— start RECORDS TO USE —

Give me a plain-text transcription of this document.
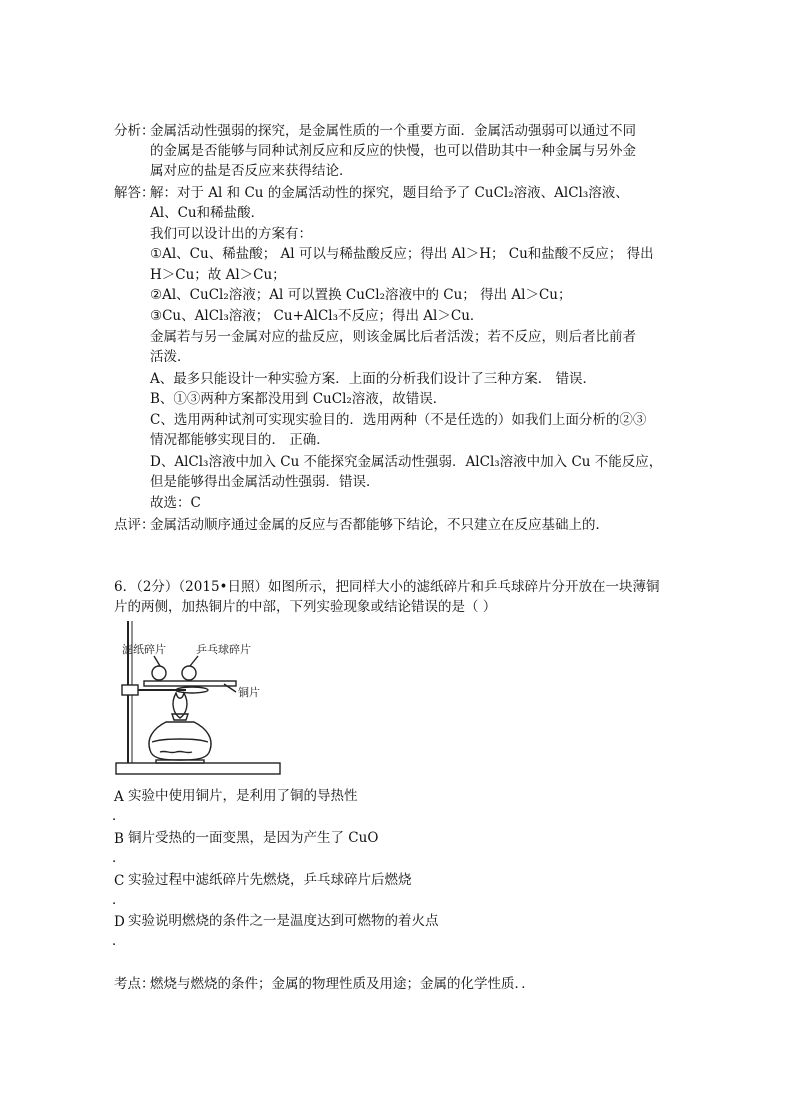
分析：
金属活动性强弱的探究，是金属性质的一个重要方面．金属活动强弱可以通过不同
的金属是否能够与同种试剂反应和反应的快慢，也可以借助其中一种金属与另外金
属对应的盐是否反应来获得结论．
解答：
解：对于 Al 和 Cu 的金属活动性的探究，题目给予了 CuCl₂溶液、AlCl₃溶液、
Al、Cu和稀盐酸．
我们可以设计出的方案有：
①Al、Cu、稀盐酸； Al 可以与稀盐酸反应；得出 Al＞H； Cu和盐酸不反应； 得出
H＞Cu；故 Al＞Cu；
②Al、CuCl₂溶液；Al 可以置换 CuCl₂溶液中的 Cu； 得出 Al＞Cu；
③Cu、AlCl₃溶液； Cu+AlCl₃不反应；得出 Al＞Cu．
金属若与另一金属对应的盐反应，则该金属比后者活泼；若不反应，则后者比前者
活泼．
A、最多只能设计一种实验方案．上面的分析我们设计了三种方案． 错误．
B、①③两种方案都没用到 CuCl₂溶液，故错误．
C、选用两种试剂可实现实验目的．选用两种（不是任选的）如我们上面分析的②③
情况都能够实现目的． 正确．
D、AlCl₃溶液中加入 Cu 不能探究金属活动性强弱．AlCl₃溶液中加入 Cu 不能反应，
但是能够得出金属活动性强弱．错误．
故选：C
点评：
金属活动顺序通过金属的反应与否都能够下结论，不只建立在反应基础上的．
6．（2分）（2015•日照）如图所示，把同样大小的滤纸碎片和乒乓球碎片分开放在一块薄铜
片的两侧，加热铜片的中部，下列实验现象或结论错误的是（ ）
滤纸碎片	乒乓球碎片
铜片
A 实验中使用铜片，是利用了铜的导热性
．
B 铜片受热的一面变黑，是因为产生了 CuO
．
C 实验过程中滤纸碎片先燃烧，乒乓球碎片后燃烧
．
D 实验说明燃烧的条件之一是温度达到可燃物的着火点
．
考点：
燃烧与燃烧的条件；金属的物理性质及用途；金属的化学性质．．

— end RECORDS TO USE —

Tally the lines in the listing that hold "CuCl₂溶液" and report the number alone.

3